(Raw records)
:::::

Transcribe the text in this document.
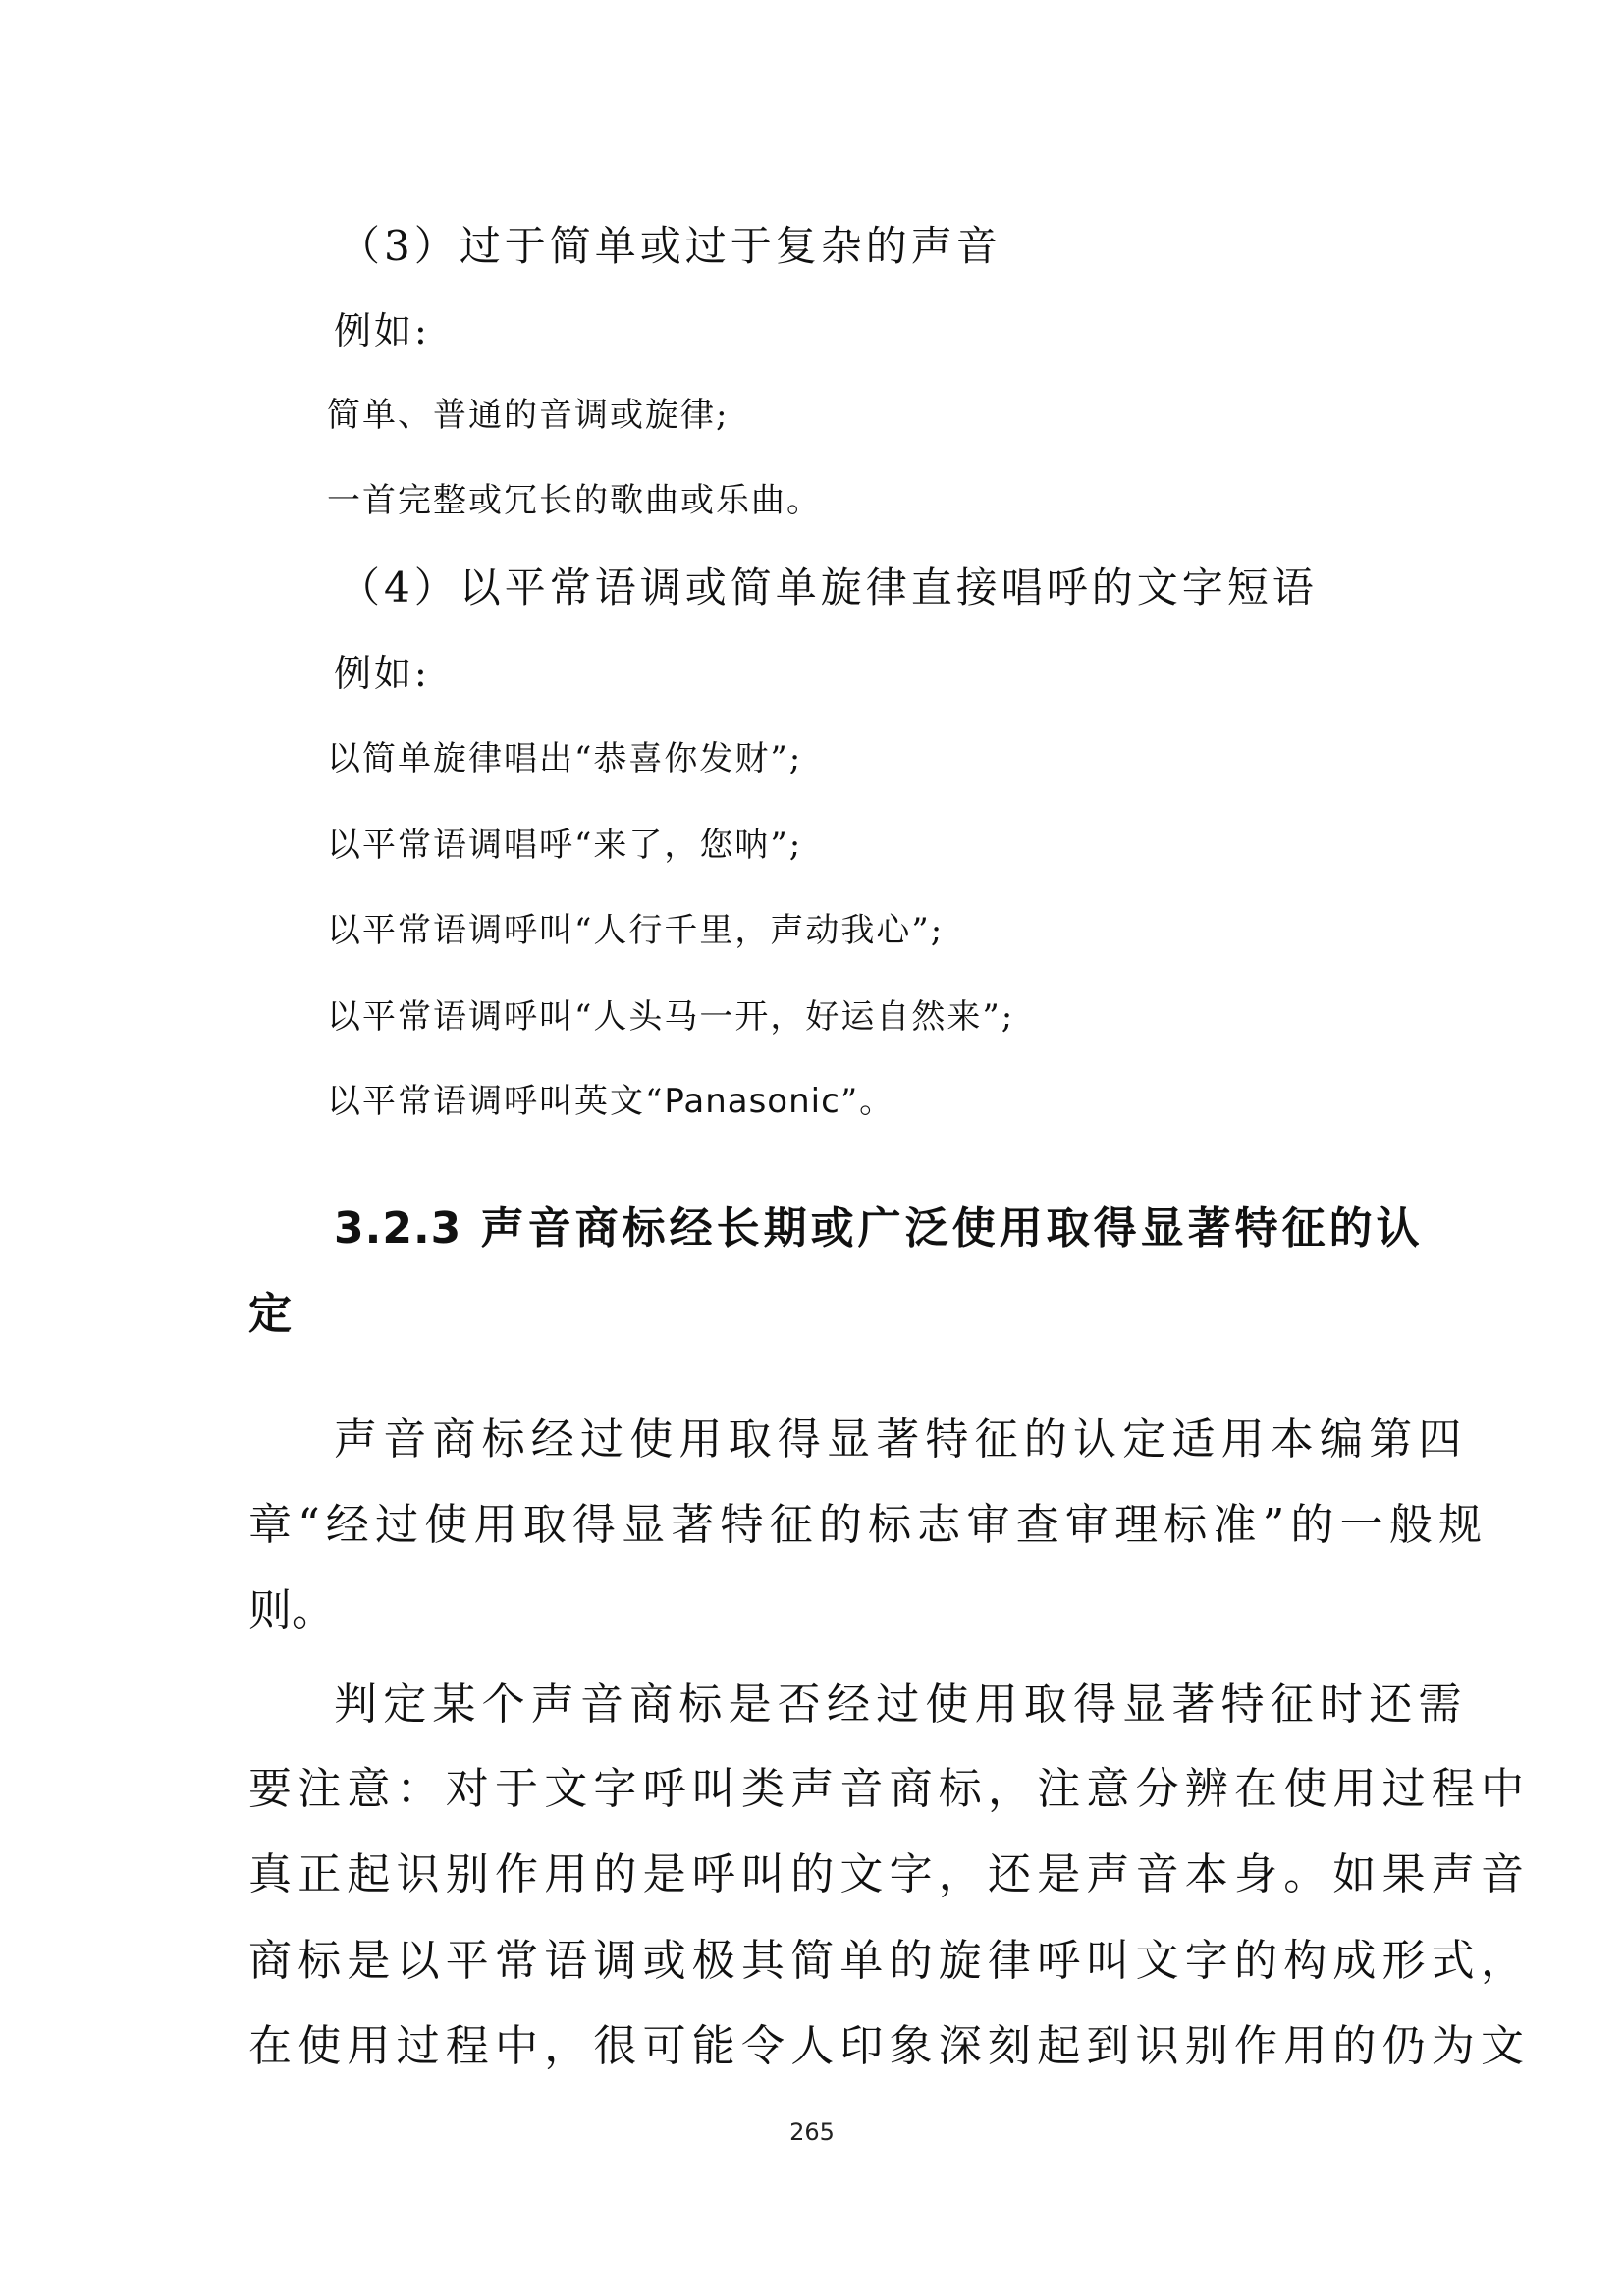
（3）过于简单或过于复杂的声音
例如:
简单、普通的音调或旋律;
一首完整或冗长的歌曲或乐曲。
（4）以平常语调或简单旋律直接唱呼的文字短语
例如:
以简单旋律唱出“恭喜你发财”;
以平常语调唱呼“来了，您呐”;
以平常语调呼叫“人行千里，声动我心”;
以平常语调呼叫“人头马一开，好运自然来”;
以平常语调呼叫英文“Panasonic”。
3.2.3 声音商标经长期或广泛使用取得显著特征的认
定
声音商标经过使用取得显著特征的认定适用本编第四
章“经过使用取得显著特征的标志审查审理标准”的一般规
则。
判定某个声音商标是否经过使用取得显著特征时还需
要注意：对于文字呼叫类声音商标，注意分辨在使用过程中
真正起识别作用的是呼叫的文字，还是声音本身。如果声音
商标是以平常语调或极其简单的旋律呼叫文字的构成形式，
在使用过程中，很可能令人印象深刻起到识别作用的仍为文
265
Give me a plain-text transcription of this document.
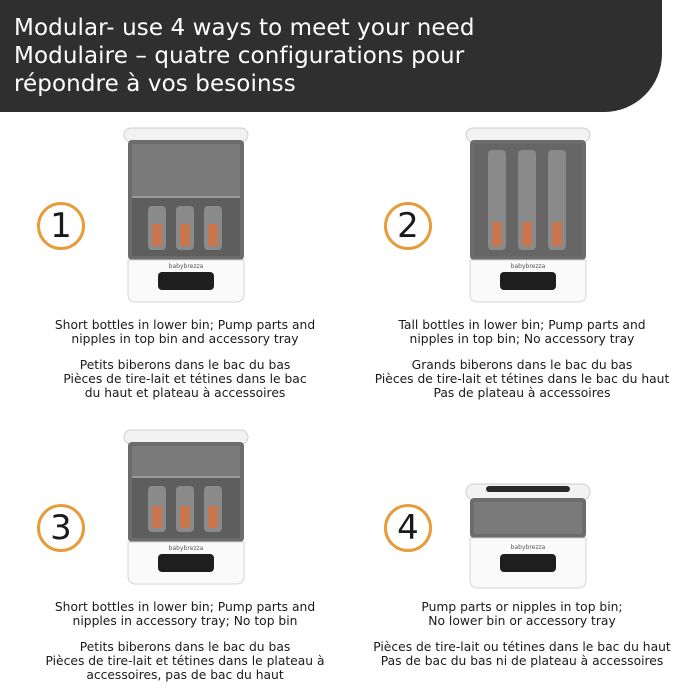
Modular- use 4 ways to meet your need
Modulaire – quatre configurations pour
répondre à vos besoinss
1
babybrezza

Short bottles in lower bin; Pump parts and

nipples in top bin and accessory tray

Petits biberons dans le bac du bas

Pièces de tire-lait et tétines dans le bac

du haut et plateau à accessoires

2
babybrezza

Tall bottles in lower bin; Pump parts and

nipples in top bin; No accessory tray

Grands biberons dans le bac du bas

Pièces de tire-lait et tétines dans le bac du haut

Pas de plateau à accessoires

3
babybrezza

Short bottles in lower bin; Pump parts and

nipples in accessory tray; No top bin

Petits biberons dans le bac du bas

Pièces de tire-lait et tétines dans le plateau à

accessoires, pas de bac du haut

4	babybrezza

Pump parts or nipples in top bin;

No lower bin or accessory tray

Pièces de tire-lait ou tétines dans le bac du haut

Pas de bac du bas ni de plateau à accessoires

:::::

▶ Task to carry out
Omit the pictures. Output every record above word for word.

▶ Written solution
Transcribe the text in this document.
（3）过于简单或过于复杂的声音
例如:
简单、普通的音调或旋律;
一首完整或冗长的歌曲或乐曲。
（4）以平常语调或简单旋律直接唱呼的文字短语
例如:
以简单旋律唱出“恭喜你发财”;
以平常语调唱呼“来了，您呐”;
以平常语调呼叫“人行千里，声动我心”;
以平常语调呼叫“人头马一开，好运自然来”;
以平常语调呼叫英文“Panasonic”。
3.2.3 声音商标经长期或广泛使用取得显著特征的认
定
声音商标经过使用取得显著特征的认定适用本编第四
章“经过使用取得显著特征的标志审查审理标准”的一般规
则。
判定某个声音商标是否经过使用取得显著特征时还需
要注意：对于文字呼叫类声音商标，注意分辨在使用过程中
真正起识别作用的是呼叫的文字，还是声音本身。如果声音
商标是以平常语调或极其简单的旋律呼叫文字的构成形式，
在使用过程中，很可能令人印象深刻起到识别作用的仍为文
265
Give me a plain-text transcription of this document.
Modular- use 4 ways to meet your need
Modulaire – quatre configurations pour
répondre à vos besoinss
1
babybrezza

Short bottles in lower bin; Pump parts and

nipples in top bin and accessory tray

Petits biberons dans le bac du bas

Pièces de tire-lait et tétines dans le bac

du haut et plateau à accessoires

2
babybrezza

Tall bottles in lower bin; Pump parts and

nipples in top bin; No accessory tray

Grands biberons dans le bac du bas

Pièces de tire-lait et tétines dans le bac du haut

Pas de plateau à accessoires

3
babybrezza

Short bottles in lower bin; Pump parts and

nipples in accessory tray; No top bin

Petits biberons dans le bac du bas

Pièces de tire-lait et tétines dans le plateau à

accessoires, pas de bac du haut

4	babybrezza

Pump parts or nipples in top bin;

No lower bin or accessory tray

Pièces de tire-lait ou tétines dans le bac du haut

Pas de bac du bas ni de plateau à accessoires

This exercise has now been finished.